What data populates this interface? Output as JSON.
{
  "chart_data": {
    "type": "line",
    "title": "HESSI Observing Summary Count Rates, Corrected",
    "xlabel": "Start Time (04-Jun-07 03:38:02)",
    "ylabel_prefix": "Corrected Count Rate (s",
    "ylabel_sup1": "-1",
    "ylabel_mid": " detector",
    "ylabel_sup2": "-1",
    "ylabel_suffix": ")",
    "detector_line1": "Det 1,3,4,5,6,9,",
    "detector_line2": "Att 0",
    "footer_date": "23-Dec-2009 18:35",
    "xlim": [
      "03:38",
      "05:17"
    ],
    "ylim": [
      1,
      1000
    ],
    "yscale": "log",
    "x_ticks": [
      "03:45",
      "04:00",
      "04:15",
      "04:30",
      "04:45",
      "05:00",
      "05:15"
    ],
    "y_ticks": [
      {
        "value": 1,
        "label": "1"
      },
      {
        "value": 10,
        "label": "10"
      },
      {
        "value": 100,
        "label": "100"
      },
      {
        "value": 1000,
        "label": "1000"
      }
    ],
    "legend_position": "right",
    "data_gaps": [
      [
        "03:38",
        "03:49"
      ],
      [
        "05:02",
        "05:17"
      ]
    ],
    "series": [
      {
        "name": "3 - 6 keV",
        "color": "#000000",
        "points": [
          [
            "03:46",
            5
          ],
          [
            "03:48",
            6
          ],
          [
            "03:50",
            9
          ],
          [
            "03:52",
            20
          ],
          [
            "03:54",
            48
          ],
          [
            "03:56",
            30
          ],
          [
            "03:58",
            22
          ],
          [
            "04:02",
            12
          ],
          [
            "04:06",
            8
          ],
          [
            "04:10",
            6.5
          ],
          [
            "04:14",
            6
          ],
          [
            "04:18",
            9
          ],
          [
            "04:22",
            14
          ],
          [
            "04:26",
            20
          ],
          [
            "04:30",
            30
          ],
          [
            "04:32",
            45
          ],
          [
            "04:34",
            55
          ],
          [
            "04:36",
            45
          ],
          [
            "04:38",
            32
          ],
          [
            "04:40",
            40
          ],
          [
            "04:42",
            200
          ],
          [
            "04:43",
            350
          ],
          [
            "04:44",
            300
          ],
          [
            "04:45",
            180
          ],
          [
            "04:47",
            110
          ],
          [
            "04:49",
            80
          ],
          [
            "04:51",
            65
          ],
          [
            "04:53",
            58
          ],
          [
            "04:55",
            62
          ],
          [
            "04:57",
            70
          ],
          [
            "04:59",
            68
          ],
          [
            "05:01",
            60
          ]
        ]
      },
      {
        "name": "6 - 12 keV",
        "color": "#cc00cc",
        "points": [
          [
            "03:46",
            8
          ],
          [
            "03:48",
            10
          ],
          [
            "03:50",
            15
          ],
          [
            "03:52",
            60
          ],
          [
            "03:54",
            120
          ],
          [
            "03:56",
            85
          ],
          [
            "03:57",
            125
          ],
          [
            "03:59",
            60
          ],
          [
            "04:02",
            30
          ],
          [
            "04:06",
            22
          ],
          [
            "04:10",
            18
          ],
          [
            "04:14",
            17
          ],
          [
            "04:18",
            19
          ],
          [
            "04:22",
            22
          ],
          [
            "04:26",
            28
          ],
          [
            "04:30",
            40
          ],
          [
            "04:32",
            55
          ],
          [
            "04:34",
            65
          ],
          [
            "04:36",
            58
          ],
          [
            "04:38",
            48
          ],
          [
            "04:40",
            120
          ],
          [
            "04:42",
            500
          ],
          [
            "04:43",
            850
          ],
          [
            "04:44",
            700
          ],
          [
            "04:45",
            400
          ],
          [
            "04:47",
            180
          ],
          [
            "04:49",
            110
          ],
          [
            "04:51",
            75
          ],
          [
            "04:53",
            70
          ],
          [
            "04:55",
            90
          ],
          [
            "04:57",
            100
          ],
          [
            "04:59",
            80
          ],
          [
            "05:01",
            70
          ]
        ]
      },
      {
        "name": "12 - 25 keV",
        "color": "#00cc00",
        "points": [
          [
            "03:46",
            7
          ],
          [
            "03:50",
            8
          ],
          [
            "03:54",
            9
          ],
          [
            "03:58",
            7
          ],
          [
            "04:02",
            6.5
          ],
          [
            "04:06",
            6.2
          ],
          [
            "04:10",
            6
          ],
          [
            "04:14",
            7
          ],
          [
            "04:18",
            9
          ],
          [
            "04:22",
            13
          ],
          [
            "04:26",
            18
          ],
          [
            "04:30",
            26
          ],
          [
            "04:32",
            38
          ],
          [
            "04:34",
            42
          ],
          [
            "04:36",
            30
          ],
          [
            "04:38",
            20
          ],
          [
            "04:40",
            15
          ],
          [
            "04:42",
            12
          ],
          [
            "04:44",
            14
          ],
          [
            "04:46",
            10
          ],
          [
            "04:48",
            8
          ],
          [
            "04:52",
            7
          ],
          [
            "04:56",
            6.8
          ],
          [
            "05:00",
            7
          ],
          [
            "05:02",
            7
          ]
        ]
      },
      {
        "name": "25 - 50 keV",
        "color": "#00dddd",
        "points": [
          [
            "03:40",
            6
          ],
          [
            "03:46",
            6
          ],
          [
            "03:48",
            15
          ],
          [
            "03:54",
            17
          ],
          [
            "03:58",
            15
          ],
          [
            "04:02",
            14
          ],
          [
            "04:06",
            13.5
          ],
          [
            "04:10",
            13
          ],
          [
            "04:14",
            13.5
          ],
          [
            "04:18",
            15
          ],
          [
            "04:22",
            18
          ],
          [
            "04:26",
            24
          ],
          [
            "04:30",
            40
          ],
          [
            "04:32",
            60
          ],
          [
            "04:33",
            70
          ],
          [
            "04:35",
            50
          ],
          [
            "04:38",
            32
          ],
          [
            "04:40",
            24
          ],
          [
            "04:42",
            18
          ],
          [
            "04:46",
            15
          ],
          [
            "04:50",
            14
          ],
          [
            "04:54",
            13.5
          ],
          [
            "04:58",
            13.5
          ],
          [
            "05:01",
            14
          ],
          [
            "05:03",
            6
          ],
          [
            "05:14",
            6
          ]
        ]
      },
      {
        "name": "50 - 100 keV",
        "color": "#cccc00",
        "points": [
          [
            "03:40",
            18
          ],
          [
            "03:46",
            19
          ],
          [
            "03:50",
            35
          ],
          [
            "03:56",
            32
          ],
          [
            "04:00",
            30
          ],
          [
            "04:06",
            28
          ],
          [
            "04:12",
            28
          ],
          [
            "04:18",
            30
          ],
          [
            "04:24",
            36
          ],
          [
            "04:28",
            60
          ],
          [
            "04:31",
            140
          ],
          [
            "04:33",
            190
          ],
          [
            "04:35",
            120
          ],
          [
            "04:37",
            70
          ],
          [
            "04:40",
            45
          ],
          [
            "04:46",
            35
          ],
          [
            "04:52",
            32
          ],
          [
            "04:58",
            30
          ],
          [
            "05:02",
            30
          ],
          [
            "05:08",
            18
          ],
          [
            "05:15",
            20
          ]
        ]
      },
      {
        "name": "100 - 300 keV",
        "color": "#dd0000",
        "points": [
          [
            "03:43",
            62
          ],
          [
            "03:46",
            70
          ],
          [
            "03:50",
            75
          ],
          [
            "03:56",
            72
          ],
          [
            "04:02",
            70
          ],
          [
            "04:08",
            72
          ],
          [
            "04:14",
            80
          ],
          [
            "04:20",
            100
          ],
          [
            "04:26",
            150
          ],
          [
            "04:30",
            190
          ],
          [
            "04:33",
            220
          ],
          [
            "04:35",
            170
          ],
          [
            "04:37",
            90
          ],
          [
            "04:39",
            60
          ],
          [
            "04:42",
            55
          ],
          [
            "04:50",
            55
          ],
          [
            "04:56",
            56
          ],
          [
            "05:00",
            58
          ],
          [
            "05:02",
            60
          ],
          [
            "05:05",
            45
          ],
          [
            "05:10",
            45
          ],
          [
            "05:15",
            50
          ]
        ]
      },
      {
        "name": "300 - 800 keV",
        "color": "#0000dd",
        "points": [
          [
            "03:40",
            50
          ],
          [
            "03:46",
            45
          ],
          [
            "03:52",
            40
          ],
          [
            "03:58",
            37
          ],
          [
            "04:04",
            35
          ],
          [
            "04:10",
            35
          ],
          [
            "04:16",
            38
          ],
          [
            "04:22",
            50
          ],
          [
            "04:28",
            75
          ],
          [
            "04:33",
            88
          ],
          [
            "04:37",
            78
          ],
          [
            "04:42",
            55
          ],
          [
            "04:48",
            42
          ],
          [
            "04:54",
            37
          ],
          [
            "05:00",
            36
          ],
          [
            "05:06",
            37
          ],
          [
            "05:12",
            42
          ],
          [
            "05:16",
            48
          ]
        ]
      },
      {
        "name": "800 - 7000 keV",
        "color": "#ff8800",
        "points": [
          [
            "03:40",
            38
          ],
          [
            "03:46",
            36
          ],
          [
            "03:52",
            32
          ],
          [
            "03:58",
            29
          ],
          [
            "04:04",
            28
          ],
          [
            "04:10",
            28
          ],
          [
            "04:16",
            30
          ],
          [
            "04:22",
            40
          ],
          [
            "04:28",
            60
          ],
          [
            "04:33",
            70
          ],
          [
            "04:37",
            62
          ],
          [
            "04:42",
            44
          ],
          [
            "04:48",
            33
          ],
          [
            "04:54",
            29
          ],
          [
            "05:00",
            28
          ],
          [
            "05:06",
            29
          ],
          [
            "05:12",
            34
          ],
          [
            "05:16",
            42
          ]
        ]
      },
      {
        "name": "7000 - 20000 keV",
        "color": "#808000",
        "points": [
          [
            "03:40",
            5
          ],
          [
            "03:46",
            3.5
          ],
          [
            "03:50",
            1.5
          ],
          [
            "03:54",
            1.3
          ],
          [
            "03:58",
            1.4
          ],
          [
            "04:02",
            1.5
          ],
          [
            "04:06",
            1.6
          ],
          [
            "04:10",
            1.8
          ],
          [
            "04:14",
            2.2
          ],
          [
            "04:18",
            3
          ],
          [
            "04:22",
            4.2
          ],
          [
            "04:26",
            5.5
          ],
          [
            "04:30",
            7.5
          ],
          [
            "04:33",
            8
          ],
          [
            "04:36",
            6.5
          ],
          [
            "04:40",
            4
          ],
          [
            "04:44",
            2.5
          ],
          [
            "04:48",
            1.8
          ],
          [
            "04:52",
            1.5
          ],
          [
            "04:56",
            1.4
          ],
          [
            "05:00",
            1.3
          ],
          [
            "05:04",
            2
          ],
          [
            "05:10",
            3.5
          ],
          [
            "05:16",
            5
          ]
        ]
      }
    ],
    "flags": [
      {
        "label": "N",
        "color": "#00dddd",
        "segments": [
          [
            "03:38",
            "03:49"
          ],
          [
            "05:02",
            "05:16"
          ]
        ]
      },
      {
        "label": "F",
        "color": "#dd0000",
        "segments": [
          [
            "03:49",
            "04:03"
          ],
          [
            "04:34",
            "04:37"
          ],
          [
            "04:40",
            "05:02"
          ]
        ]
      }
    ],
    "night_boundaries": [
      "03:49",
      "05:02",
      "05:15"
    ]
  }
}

------------------------------------------------------------------------

#### What is being asked:
Check each line of the records above for the string "color", and report every line that has it.

#### Exercise answer:
        "color": "#000000",
        "color": "#cc00cc",
        "color": "#00cc00",
        "color": "#00dddd",
        "color": "#cccc00",
        "color": "#dd0000",
        "color": "#0000dd",
        "color": "#ff8800",
        "color": "#808000",
        "color": "#00dddd",
        "color": "#dd0000",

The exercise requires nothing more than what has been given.